Items listed in a dataset
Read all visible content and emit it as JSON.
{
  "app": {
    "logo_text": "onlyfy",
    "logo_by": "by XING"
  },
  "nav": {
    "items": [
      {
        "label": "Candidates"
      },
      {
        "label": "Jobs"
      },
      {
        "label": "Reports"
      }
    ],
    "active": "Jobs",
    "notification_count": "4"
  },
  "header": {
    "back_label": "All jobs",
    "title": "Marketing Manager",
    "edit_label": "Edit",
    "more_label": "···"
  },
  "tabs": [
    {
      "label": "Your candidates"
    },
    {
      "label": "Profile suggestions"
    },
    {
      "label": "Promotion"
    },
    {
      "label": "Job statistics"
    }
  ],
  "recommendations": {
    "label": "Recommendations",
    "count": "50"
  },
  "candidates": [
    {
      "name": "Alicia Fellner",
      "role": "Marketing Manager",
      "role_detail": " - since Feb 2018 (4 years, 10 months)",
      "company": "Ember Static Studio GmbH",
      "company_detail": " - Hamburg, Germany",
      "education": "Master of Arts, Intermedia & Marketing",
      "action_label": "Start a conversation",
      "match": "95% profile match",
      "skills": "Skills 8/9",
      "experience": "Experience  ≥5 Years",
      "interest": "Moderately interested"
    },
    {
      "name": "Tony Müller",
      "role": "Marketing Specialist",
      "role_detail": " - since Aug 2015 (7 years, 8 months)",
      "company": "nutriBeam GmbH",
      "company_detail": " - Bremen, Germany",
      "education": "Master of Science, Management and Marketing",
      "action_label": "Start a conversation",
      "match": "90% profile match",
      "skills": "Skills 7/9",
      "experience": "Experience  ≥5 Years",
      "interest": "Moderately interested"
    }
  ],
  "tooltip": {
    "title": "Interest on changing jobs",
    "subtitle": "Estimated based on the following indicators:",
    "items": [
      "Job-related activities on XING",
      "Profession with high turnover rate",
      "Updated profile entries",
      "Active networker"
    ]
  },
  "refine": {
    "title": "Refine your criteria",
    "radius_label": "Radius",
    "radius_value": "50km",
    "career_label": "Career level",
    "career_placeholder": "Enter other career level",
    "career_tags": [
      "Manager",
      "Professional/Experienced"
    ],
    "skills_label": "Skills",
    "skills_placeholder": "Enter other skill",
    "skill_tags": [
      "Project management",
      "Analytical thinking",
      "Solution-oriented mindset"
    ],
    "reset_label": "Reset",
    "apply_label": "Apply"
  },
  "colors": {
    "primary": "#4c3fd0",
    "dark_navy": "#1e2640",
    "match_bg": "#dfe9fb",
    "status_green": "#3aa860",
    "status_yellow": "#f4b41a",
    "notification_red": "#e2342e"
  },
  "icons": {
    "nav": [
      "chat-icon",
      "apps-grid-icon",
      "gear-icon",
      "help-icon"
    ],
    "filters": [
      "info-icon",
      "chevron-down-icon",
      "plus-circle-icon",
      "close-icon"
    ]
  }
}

→ YOUR TASK
Every entry needs to be retyped exactly.

→ FULL SOLUTION
Read all visible content and emit it as JSON.
{
  "app": {
    "logo_text": "onlyfy",
    "logo_by": "by XING"
  },
  "nav": {
    "items": [
      {
        "label": "Candidates"
      },
      {
        "label": "Jobs"
      },
      {
        "label": "Reports"
      }
    ],
    "active": "Jobs",
    "notification_count": "4"
  },
  "header": {
    "back_label": "All jobs",
    "title": "Marketing Manager",
    "edit_label": "Edit",
    "more_label": "···"
  },
  "tabs": [
    {
      "label": "Your candidates"
    },
    {
      "label": "Profile suggestions"
    },
    {
      "label": "Promotion"
    },
    {
      "label": "Job statistics"
    }
  ],
  "recommendations": {
    "label": "Recommendations",
    "count": "50"
  },
  "candidates": [
    {
      "name": "Alicia Fellner",
      "role": "Marketing Manager",
      "role_detail": " - since Feb 2018 (4 years, 10 months)",
      "company": "Ember Static Studio GmbH",
      "company_detail": " - Hamburg, Germany",
      "education": "Master of Arts, Intermedia & Marketing",
      "action_label": "Start a conversation",
      "match": "95% profile match",
      "skills": "Skills 8/9",
      "experience": "Experience  ≥5 Years",
      "interest": "Moderately interested"
    },
    {
      "name": "Tony Müller",
      "role": "Marketing Specialist",
      "role_detail": " - since Aug 2015 (7 years, 8 months)",
      "company": "nutriBeam GmbH",
      "company_detail": " - Bremen, Germany",
      "education": "Master of Science, Management and Marketing",
      "action_label": "Start a conversation",
      "match": "90% profile match",
      "skills": "Skills 7/9",
      "experience": "Experience  ≥5 Years",
      "interest": "Moderately interested"
    }
  ],
  "tooltip": {
    "title": "Interest on changing jobs",
    "subtitle": "Estimated based on the following indicators:",
    "items": [
      "Job-related activities on XING",
      "Profession with high turnover rate",
      "Updated profile entries",
      "Active networker"
    ]
  },
  "refine": {
    "title": "Refine your criteria",
    "radius_label": "Radius",
    "radius_value": "50km",
    "career_label": "Career level",
    "career_placeholder": "Enter other career level",
    "career_tags": [
      "Manager",
      "Professional/Experienced"
    ],
    "skills_label": "Skills",
    "skills_placeholder": "Enter other skill",
    "skill_tags": [
      "Project management",
      "Analytical thinking",
      "Solution-oriented mindset"
    ],
    "reset_label": "Reset",
    "apply_label": "Apply"
  },
  "colors": {
    "primary": "#4c3fd0",
    "dark_navy": "#1e2640",
    "match_bg": "#dfe9fb",
    "status_green": "#3aa860",
    "status_yellow": "#f4b41a",
    "notification_red": "#e2342e"
  },
  "icons": {
    "nav": [
      "chat-icon",
      "apps-grid-icon",
      "gear-icon",
      "help-icon"
    ],
    "filters": [
      "info-icon",
      "chevron-down-icon",
      "plus-circle-icon",
      "close-icon"
    ]
  }
}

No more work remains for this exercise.